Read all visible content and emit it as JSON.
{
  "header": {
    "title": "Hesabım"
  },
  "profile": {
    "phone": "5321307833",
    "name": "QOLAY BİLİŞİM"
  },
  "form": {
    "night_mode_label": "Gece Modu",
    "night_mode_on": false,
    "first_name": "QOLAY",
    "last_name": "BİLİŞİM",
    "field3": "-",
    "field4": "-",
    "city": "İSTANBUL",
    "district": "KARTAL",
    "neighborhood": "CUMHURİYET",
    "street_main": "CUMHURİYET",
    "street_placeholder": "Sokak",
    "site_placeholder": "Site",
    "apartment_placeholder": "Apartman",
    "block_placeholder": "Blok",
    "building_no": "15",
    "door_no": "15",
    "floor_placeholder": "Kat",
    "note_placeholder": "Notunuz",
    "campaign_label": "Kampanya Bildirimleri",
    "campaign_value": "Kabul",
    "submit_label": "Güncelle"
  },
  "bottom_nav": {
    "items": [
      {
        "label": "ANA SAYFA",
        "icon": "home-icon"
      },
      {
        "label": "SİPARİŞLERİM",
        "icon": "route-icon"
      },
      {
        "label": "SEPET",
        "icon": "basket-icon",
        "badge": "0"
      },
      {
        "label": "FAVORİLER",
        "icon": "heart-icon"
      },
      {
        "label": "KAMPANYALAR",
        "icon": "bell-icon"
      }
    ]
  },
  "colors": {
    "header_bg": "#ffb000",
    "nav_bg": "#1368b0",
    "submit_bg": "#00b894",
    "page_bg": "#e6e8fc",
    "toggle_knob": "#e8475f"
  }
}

============

Out of the material above, gather each line where "QOLAY" appears.

■ Correct result ■
    "name": "QOLAY BİLİŞİM"
    "first_name": "QOLAY",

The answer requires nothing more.